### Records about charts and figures

— begin —

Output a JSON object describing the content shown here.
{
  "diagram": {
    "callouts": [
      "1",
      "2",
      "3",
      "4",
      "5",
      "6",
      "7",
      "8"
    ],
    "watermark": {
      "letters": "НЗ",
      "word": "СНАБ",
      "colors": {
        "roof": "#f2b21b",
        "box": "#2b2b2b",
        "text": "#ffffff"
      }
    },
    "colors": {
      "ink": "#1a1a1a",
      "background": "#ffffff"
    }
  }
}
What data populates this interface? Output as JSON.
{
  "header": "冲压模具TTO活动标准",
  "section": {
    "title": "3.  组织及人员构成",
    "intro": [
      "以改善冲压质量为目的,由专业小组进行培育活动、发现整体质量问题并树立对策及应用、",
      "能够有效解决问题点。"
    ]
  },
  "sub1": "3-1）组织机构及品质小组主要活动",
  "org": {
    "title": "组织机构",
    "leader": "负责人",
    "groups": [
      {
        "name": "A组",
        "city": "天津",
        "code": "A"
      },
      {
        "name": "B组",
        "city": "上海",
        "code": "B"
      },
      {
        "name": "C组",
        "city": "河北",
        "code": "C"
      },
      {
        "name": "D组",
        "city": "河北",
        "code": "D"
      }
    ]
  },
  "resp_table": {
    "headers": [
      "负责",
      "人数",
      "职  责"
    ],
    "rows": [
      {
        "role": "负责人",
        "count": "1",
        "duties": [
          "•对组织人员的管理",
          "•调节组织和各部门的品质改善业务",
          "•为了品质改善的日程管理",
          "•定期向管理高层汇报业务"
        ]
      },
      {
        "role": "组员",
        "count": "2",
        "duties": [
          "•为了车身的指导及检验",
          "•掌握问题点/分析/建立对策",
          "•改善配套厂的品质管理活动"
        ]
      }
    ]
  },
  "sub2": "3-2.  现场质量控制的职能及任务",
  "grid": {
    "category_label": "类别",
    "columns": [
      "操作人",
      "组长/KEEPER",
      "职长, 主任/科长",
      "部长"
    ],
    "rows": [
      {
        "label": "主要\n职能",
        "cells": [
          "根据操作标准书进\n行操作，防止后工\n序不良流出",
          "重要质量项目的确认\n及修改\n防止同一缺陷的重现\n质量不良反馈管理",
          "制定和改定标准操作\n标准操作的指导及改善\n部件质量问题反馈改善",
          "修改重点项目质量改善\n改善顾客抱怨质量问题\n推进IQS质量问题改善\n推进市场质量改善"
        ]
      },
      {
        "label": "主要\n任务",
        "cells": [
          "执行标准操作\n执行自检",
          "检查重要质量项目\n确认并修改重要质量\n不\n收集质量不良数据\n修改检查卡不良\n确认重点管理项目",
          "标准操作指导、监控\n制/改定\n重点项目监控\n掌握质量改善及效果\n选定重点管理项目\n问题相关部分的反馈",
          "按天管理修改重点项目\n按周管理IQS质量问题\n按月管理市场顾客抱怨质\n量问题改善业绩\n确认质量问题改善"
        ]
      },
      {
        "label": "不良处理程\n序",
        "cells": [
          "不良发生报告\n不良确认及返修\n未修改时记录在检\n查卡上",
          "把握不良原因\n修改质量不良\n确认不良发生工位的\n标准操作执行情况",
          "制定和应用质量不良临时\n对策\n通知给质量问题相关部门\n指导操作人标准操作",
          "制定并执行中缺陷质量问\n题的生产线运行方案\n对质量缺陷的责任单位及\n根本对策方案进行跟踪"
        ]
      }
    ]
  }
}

— end —

### Your objective
Search the entries for the word "Output" and copy every line that has it.

### Response to the exercise
Output a JSON object describing the content shown here.
What data populates this interface? Output as JSON.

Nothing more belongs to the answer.